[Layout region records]
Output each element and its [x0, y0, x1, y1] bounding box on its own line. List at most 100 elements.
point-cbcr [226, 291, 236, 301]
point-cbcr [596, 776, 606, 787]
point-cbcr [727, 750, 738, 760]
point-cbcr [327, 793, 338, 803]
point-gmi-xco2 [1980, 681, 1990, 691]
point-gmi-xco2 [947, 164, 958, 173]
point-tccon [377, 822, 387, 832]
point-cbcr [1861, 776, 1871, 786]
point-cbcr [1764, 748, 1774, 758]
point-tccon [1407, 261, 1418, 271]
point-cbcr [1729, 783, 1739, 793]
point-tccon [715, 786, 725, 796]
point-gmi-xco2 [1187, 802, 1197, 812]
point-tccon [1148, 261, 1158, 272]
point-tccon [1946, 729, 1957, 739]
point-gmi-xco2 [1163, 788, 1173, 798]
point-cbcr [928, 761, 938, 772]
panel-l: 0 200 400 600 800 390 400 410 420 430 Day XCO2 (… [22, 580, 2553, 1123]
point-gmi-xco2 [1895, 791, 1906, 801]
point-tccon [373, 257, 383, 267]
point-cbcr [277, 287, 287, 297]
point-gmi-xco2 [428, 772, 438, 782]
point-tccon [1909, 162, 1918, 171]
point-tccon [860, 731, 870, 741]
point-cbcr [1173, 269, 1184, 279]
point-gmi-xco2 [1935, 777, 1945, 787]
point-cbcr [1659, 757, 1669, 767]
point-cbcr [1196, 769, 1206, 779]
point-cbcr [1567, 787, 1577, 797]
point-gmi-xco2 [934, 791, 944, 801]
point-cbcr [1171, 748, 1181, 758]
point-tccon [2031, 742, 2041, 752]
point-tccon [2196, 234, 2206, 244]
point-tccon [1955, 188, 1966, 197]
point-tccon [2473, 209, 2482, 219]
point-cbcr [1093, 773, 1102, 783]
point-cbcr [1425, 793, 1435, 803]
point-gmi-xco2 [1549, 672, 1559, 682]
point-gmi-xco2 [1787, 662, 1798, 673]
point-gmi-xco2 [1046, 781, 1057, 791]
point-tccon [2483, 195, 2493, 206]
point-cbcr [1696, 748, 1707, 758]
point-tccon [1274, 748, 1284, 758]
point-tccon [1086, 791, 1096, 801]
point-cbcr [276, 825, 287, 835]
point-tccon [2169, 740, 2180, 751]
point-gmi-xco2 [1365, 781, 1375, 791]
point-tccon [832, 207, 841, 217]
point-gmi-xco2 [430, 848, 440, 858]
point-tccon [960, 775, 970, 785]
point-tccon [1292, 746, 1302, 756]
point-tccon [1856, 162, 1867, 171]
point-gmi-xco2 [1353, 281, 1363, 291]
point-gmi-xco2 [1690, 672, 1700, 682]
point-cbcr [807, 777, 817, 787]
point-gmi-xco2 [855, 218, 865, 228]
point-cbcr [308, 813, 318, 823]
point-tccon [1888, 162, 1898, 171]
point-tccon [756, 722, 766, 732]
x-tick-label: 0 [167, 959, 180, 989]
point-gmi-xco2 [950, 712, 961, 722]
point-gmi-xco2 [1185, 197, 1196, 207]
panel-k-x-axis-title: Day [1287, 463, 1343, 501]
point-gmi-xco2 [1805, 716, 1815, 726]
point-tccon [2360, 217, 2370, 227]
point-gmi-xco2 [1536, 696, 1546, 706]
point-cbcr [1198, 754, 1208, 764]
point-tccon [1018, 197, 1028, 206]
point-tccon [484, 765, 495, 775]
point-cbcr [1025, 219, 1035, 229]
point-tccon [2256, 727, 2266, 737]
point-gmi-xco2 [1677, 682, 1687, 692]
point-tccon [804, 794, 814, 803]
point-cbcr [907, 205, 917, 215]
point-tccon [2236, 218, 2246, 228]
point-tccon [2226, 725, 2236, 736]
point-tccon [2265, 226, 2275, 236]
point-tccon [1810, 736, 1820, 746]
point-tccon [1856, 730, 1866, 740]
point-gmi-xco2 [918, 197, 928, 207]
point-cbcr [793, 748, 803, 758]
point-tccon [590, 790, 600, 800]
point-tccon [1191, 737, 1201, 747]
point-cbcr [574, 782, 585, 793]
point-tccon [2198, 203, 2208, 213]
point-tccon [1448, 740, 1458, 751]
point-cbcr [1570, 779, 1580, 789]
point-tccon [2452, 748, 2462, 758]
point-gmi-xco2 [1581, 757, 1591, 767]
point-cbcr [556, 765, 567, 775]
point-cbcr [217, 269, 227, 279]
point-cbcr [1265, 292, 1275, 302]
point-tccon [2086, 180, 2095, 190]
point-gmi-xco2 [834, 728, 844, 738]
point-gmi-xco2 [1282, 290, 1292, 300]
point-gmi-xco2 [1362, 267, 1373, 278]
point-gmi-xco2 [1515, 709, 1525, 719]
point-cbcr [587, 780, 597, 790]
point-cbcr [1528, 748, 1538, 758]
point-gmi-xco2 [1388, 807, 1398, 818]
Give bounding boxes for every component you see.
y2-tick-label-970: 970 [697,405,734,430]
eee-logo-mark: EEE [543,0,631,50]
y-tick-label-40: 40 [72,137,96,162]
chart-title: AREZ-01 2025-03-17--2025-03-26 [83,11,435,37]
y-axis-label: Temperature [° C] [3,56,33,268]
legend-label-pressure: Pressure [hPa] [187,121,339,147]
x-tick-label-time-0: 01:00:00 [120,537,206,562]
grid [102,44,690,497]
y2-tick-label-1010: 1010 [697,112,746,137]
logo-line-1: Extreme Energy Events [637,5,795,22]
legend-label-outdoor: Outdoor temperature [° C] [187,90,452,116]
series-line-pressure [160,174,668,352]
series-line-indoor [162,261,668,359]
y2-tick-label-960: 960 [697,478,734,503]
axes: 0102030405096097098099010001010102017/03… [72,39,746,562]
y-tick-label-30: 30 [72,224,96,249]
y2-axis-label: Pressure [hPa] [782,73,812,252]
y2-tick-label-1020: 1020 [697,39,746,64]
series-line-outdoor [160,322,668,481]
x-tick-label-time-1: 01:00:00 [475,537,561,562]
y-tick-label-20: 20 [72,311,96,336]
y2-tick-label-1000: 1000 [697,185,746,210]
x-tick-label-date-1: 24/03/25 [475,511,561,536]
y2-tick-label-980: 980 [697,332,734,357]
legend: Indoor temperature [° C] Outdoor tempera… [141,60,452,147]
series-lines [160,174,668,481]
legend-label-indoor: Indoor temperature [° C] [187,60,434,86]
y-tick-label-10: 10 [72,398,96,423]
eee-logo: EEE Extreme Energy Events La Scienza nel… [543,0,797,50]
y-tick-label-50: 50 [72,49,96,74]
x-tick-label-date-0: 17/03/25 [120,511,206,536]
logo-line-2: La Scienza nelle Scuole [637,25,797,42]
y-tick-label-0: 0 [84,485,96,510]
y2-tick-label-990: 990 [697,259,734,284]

**Short task**
Reproduce word for word the lines of the listing above, from its first line through the line containing "point-cbcr [308, 813, 318, 823]", including both.

**Result of this exercise**
Output each element and its [x0, y0, x1, y1] bounding box on its own line. List at most 100 elements.
point-cbcr [226, 291, 236, 301]
point-cbcr [596, 776, 606, 787]
point-cbcr [727, 750, 738, 760]
point-cbcr [327, 793, 338, 803]
point-gmi-xco2 [1980, 681, 1990, 691]
point-gmi-xco2 [947, 164, 958, 173]
point-tccon [377, 822, 387, 832]
point-cbcr [1861, 776, 1871, 786]
point-cbcr [1764, 748, 1774, 758]
point-tccon [1407, 261, 1418, 271]
point-cbcr [1729, 783, 1739, 793]
point-tccon [715, 786, 725, 796]
point-gmi-xco2 [1187, 802, 1197, 812]
point-tccon [1148, 261, 1158, 272]
point-tccon [1946, 729, 1957, 739]
point-gmi-xco2 [1163, 788, 1173, 798]
point-cbcr [928, 761, 938, 772]
panel-l: 0 200 400 600 800 390 400 410 420 430 Day XCO2 (… [22, 580, 2553, 1123]
point-gmi-xco2 [1895, 791, 1906, 801]
point-tccon [373, 257, 383, 267]
point-cbcr [277, 287, 287, 297]
point-gmi-xco2 [428, 772, 438, 782]
point-tccon [1909, 162, 1918, 171]
point-tccon [860, 731, 870, 741]
point-cbcr [1173, 269, 1184, 279]
point-gmi-xco2 [1935, 777, 1945, 787]
point-cbcr [1659, 757, 1669, 767]
point-cbcr [1196, 769, 1206, 779]
point-cbcr [1567, 787, 1577, 797]
point-gmi-xco2 [934, 791, 944, 801]
point-cbcr [1171, 748, 1181, 758]
point-tccon [2031, 742, 2041, 752]
point-tccon [2196, 234, 2206, 244]
point-tccon [1955, 188, 1966, 197]
point-tccon [2473, 209, 2482, 219]
point-cbcr [1093, 773, 1102, 783]
point-cbcr [1425, 793, 1435, 803]
point-gmi-xco2 [1549, 672, 1559, 682]
point-gmi-xco2 [1787, 662, 1798, 673]
point-gmi-xco2 [1046, 781, 1057, 791]
point-tccon [2483, 195, 2493, 206]
point-cbcr [1696, 748, 1707, 758]
point-tccon [1274, 748, 1284, 758]
point-tccon [1086, 791, 1096, 801]
point-cbcr [276, 825, 287, 835]
point-tccon [2169, 740, 2180, 751]
point-gmi-xco2 [1365, 781, 1375, 791]
point-tccon [832, 207, 841, 217]
point-gmi-xco2 [430, 848, 440, 858]
point-tccon [960, 775, 970, 785]
point-tccon [1292, 746, 1302, 756]
point-tccon [1856, 162, 1867, 171]
point-gmi-xco2 [1353, 281, 1363, 291]
point-gmi-xco2 [1690, 672, 1700, 682]
point-cbcr [807, 777, 817, 787]
point-gmi-xco2 [855, 218, 865, 228]
point-cbcr [308, 813, 318, 823]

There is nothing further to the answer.